RECORDED INFORMATION:

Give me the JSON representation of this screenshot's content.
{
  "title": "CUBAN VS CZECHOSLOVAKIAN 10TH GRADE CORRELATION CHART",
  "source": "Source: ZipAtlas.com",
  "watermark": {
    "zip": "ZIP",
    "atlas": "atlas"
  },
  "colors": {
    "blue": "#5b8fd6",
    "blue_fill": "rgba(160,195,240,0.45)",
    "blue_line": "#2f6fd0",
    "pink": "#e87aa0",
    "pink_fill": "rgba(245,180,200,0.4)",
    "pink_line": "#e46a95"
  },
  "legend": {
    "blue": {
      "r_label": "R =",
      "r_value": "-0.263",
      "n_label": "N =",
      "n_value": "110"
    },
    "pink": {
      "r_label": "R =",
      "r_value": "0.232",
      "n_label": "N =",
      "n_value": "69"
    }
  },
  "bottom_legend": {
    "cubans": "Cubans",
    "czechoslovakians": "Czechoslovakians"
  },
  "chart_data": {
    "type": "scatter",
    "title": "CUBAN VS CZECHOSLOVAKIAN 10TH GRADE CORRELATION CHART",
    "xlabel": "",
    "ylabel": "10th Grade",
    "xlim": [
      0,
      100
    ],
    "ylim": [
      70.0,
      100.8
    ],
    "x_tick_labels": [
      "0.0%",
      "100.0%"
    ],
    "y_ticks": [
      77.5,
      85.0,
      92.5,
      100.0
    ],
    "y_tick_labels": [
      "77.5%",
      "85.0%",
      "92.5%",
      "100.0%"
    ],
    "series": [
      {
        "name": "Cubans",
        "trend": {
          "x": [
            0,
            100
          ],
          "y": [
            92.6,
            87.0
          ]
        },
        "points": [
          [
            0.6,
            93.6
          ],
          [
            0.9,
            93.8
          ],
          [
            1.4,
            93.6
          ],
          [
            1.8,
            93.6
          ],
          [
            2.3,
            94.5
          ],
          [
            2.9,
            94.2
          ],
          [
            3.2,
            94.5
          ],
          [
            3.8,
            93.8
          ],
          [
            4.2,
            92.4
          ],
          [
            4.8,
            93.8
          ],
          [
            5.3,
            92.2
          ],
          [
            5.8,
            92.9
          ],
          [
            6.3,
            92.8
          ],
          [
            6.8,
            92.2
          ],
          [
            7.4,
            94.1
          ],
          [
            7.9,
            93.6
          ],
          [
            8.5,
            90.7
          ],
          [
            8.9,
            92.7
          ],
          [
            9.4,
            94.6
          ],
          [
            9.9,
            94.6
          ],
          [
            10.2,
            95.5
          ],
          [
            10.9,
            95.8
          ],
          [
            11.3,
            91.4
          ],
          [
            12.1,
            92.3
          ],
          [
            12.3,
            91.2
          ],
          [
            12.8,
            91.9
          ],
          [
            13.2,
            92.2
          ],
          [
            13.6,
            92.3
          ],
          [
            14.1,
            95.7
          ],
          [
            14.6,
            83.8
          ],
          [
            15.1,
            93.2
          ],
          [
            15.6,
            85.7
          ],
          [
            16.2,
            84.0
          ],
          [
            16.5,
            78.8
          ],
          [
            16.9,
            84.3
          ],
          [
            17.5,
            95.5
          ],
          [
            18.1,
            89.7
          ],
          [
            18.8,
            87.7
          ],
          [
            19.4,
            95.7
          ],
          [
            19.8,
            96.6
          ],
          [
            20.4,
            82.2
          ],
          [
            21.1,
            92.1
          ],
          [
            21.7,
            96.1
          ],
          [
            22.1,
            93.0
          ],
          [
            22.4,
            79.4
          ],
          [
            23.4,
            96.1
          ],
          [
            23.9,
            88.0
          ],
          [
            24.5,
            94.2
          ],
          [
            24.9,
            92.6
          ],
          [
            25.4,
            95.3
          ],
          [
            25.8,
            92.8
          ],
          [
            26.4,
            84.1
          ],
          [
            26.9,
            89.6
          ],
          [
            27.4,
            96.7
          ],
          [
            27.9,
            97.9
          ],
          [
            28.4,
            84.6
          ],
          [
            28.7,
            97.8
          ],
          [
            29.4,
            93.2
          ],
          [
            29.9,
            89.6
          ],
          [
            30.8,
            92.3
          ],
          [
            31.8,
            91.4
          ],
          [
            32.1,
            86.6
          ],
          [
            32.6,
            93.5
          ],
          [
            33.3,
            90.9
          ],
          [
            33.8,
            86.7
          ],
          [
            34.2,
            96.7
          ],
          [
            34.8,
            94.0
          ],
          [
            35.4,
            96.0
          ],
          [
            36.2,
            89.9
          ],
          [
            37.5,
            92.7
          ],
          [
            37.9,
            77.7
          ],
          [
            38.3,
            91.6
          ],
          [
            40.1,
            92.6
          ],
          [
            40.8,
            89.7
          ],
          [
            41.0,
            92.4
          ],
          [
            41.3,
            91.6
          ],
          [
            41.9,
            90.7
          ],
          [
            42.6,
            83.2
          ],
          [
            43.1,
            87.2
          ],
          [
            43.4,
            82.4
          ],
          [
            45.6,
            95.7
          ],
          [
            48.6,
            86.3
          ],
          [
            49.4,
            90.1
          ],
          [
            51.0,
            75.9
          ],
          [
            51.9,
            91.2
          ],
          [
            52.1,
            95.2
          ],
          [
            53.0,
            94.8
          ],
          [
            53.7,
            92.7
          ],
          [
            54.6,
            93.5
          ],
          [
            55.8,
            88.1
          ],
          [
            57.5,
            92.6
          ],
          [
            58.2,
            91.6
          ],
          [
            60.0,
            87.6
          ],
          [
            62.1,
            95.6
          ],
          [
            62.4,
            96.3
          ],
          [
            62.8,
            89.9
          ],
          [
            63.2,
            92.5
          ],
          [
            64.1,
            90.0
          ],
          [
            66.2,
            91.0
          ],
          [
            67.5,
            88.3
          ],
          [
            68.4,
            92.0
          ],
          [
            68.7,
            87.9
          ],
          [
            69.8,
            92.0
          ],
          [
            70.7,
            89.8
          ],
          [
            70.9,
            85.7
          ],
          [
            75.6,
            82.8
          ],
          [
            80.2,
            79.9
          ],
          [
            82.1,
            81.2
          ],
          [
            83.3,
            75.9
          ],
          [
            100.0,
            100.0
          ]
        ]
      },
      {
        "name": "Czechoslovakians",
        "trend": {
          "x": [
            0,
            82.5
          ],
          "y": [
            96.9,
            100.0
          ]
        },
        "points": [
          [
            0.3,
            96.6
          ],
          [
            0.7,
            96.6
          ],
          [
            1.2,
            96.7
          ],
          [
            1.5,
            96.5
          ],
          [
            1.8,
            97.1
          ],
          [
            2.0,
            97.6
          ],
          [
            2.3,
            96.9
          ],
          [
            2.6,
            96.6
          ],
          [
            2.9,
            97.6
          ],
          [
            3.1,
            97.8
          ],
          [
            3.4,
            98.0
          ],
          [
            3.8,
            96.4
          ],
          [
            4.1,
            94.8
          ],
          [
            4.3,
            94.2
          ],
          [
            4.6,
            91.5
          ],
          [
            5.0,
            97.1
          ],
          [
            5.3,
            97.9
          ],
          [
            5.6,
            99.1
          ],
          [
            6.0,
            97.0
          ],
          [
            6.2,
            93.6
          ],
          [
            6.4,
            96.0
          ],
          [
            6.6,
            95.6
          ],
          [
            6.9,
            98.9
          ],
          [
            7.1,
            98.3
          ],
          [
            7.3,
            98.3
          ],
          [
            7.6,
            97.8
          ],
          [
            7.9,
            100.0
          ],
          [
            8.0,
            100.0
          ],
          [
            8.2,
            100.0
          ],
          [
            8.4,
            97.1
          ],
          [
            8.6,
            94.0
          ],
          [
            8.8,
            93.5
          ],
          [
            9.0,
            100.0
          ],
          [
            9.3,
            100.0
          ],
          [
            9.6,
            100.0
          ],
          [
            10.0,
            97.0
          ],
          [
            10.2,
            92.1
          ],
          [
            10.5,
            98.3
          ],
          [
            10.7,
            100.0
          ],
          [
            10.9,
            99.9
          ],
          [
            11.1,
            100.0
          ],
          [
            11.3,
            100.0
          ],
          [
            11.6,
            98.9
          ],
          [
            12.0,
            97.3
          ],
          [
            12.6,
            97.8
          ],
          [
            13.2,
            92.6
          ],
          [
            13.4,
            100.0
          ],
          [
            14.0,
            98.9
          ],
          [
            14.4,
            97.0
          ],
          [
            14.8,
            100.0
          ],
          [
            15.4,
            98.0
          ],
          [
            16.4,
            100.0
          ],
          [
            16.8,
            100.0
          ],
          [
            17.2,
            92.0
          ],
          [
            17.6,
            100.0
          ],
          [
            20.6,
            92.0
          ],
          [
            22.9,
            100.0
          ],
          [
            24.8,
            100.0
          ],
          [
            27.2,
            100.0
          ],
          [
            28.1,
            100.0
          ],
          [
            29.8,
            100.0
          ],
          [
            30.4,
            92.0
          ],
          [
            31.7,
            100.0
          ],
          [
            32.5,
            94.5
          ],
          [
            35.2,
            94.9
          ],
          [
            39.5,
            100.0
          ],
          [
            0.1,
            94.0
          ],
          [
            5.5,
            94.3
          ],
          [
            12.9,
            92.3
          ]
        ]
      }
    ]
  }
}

SHORT EXERCISE: Determine how many lines include the string "title". Give no answer but the number.

THE ANSWER: 2